» **Stated task**:
Copy each line with the word "document" in it.

» **Exercise material**:
◆ ◆ ◆ ◆ ◆ ◆ ◆
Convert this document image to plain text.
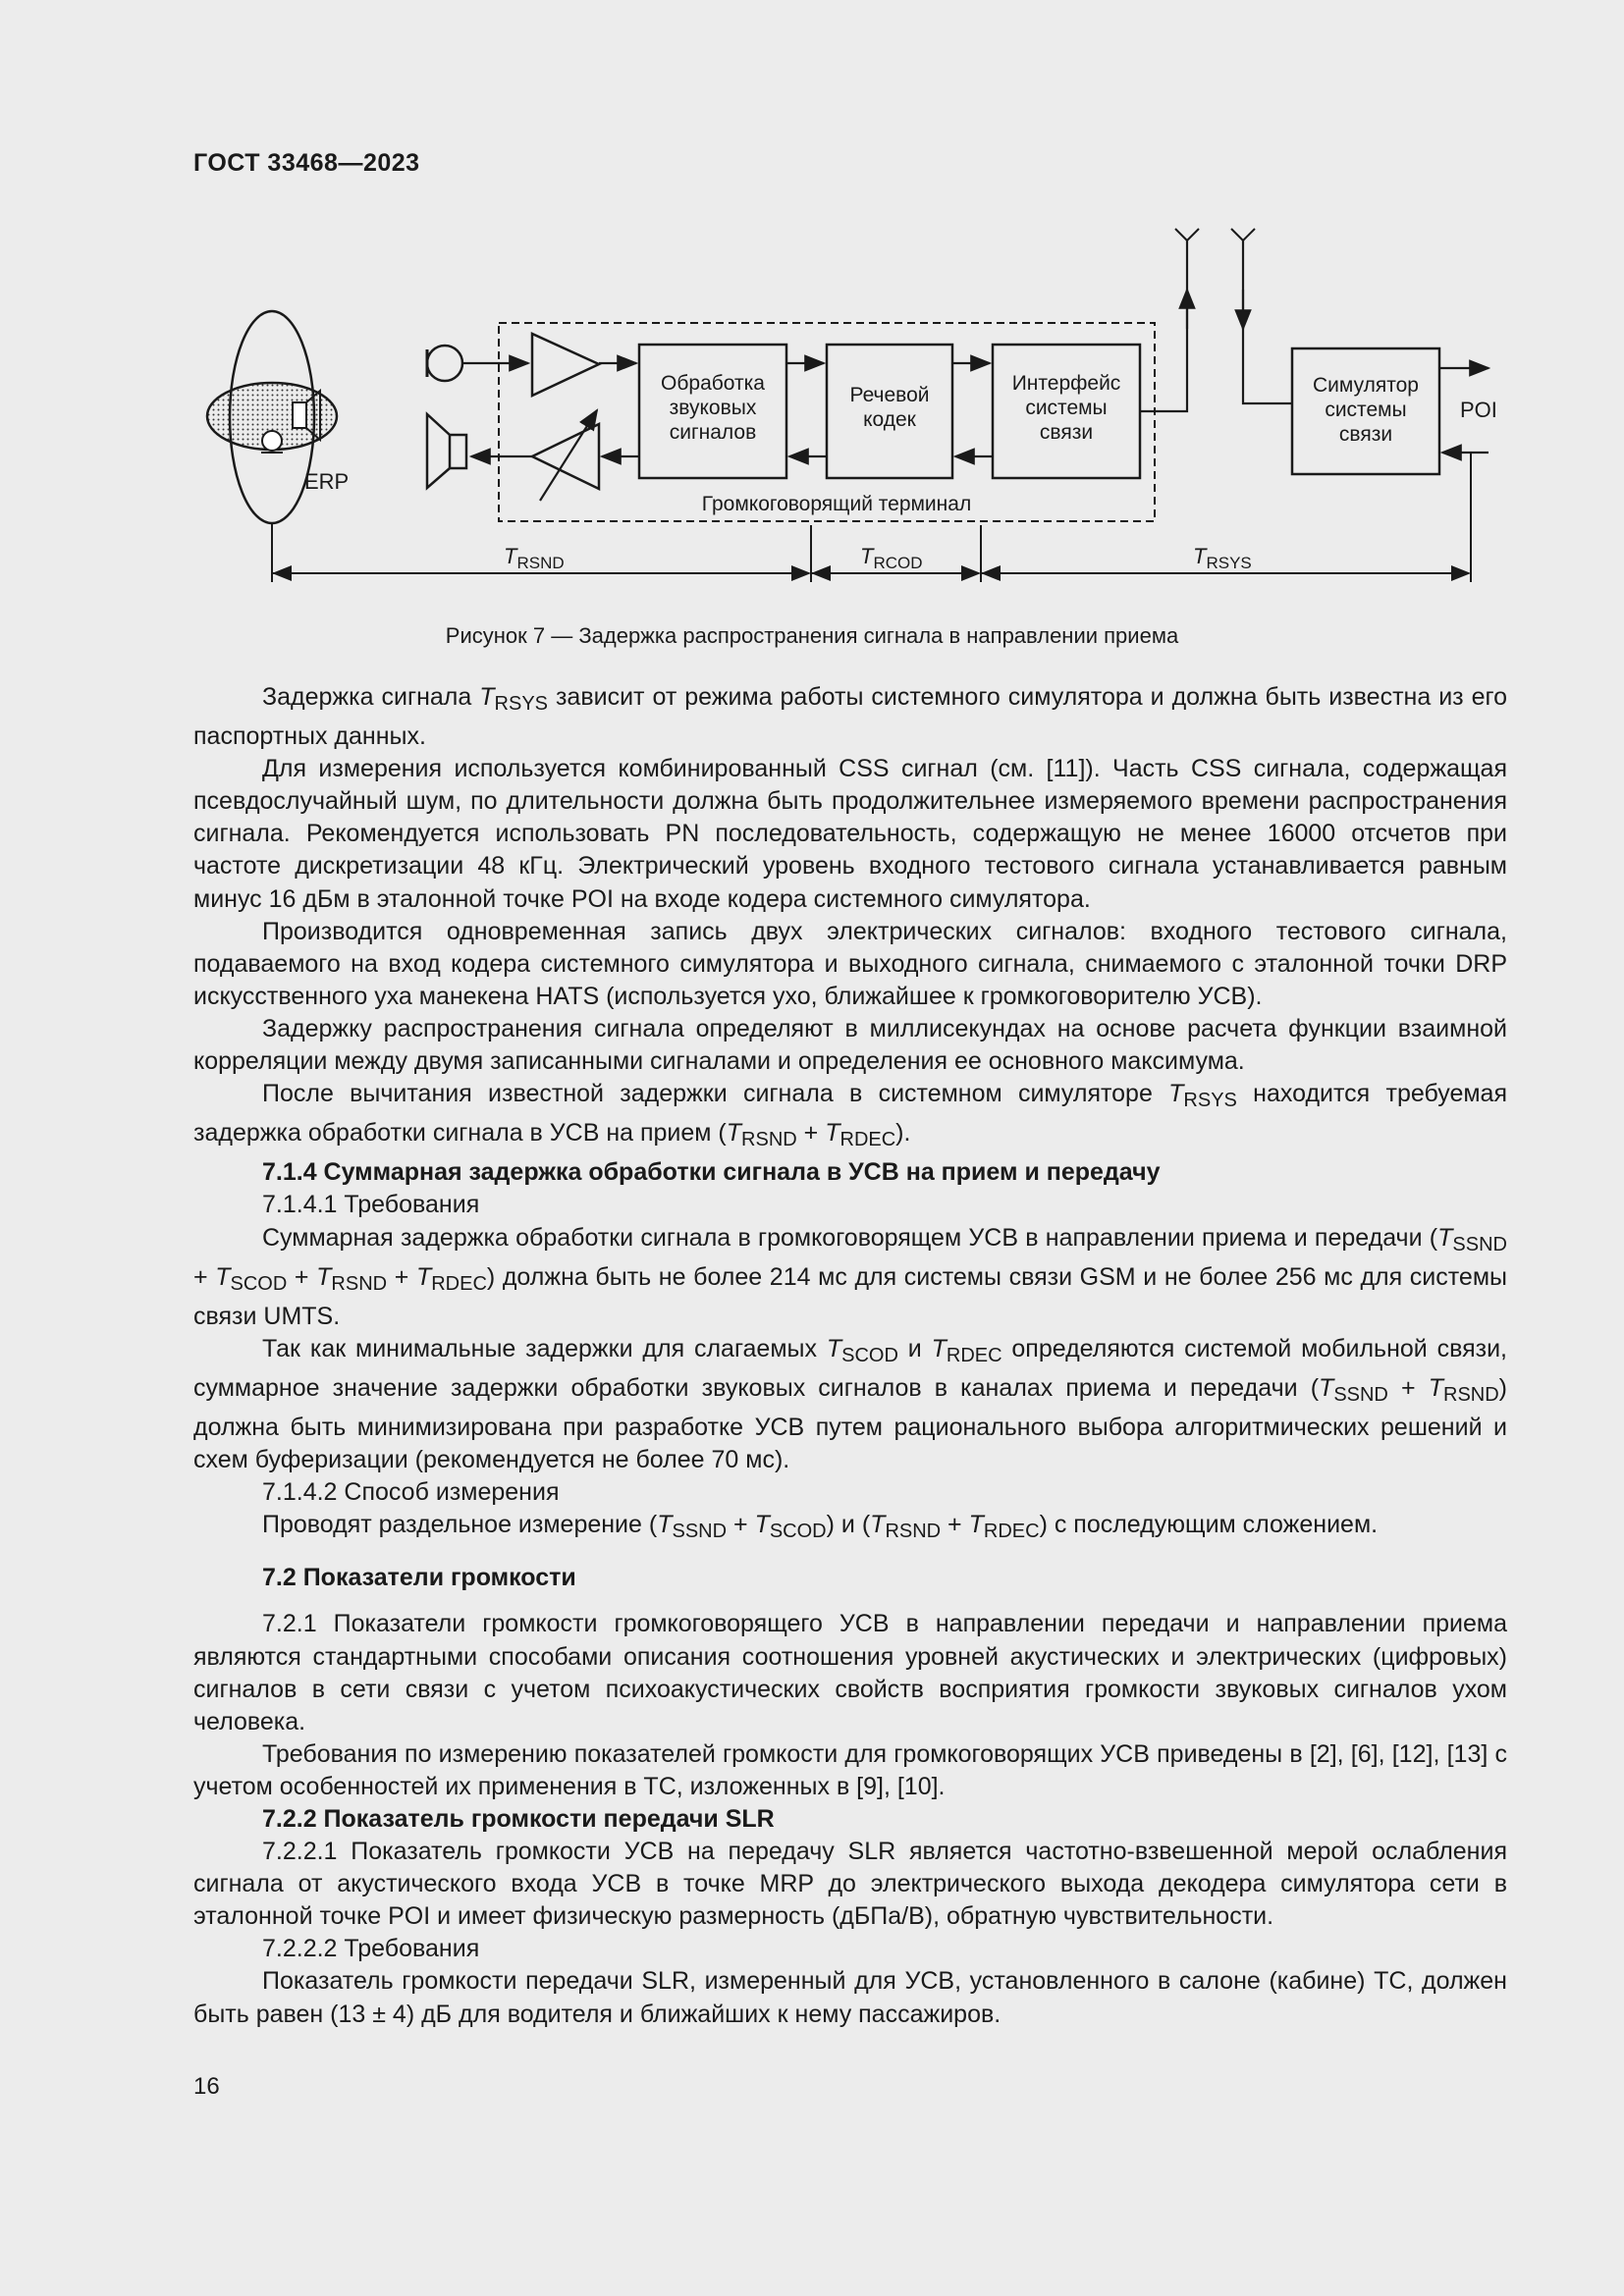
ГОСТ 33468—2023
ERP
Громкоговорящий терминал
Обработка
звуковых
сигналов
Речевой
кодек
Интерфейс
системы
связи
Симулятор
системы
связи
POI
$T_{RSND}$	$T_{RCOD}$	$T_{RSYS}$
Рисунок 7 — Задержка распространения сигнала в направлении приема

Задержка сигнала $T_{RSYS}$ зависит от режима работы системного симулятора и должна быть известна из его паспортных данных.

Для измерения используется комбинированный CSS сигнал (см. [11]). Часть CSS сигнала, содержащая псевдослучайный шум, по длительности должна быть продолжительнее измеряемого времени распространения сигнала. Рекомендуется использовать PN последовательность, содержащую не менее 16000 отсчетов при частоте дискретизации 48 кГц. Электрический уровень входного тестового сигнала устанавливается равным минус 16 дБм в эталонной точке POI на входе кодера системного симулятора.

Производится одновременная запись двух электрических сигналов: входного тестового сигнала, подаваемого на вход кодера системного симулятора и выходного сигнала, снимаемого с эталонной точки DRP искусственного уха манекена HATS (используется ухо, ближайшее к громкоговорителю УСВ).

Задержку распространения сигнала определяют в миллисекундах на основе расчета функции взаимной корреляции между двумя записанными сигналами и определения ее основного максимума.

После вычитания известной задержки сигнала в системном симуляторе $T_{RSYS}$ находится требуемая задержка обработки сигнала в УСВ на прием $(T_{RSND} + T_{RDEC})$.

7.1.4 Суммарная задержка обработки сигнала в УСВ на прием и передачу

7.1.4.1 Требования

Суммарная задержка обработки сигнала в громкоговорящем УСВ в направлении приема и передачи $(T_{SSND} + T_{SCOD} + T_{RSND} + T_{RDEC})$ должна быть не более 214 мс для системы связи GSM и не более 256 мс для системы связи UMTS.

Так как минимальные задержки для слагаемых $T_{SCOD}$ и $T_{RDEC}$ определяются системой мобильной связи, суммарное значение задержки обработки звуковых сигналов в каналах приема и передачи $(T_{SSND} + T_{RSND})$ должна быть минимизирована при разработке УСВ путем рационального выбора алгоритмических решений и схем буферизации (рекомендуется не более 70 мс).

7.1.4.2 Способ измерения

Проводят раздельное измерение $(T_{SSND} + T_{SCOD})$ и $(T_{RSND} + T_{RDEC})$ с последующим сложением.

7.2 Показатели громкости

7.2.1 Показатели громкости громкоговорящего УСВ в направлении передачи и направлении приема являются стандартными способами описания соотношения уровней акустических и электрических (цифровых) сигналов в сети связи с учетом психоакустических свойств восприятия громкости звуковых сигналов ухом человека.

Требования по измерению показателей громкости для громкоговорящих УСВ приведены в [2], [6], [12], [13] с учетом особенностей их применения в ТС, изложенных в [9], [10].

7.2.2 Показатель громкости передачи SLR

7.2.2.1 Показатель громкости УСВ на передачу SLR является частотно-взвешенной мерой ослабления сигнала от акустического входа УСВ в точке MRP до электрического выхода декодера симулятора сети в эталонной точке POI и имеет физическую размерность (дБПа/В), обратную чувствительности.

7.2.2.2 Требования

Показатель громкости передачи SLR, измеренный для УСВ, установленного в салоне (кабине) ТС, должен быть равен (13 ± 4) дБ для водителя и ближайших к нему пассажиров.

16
◆ ◆ ◆ ◆ ◆ ◆ ◆
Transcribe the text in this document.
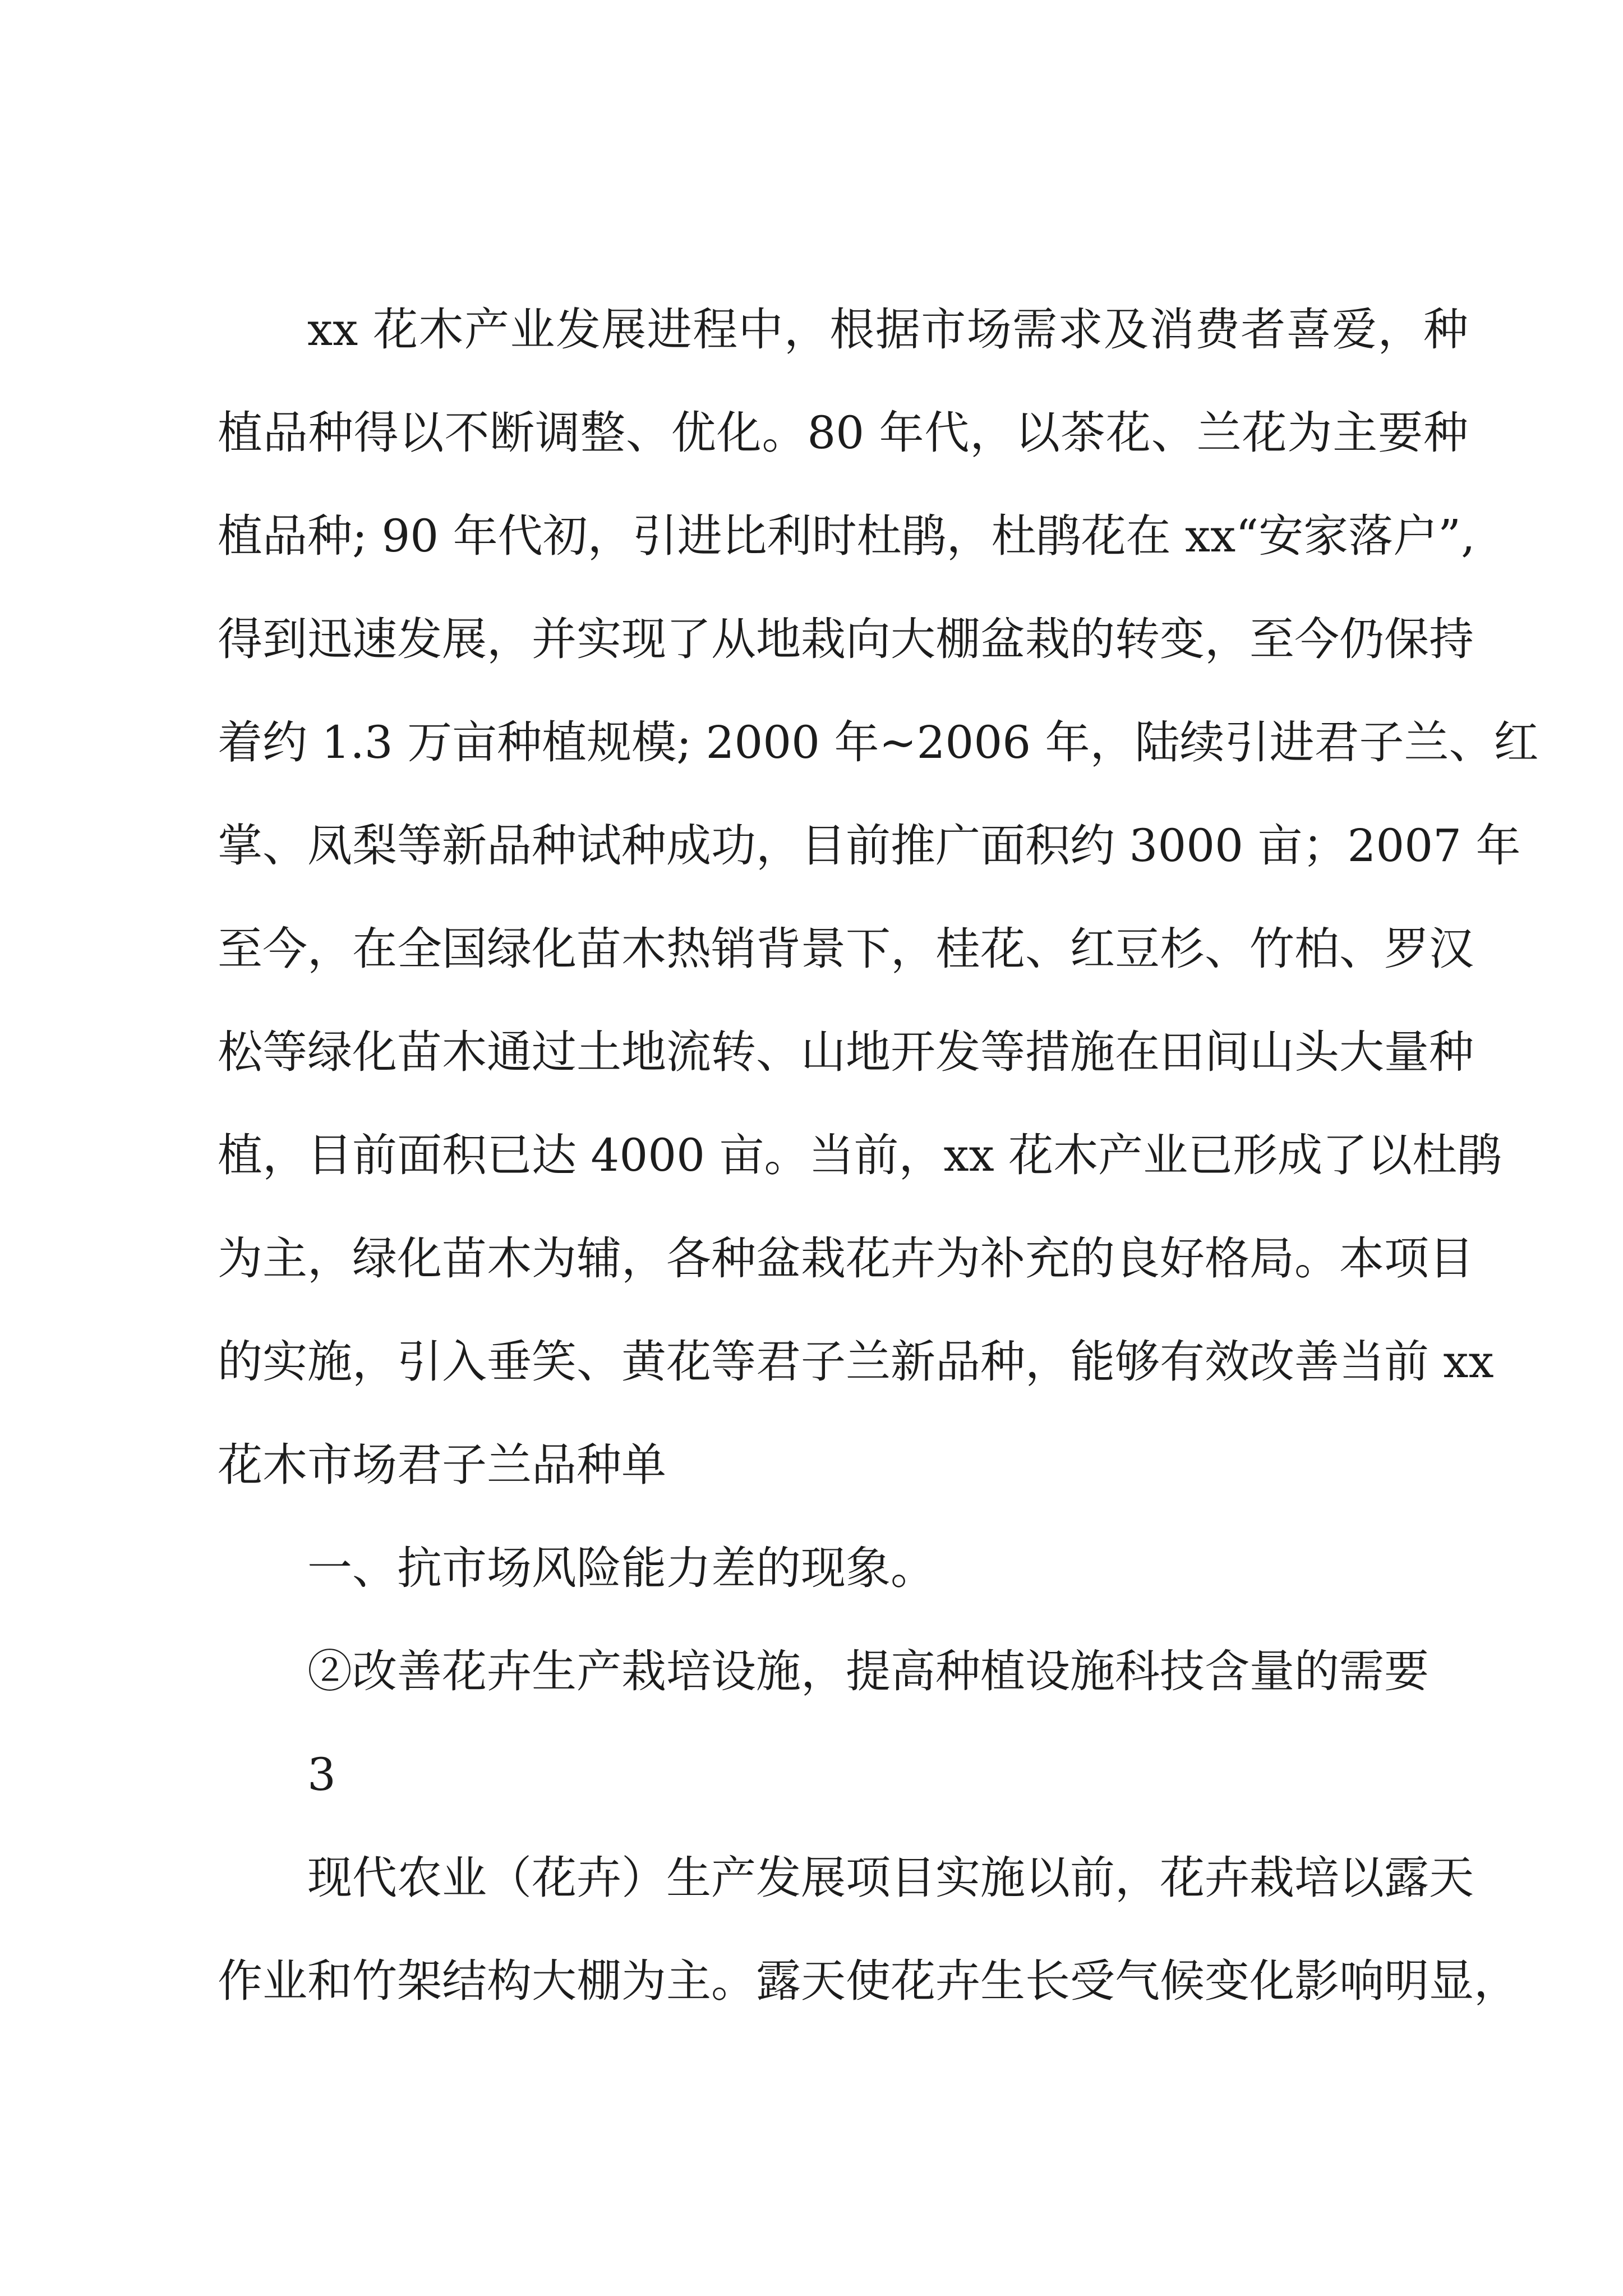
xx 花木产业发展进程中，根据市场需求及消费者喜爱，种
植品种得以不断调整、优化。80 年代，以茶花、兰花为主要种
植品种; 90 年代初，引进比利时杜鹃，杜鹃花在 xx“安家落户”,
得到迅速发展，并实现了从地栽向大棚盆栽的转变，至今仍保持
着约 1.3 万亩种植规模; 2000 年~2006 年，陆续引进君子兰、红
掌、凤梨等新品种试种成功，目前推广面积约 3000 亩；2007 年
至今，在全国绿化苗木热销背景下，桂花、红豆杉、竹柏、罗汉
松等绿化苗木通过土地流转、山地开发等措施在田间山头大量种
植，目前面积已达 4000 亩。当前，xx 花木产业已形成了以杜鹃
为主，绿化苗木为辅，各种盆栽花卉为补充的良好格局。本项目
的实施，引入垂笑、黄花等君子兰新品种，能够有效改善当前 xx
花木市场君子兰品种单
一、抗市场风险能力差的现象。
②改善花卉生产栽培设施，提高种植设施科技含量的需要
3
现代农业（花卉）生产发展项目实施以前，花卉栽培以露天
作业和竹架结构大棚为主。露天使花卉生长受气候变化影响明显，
◆ ◆ ◆ ◆ ◆ ◆ ◆
» **Output of the exercise**:
Convert this document image to plain text.
Transcribe the text in this document.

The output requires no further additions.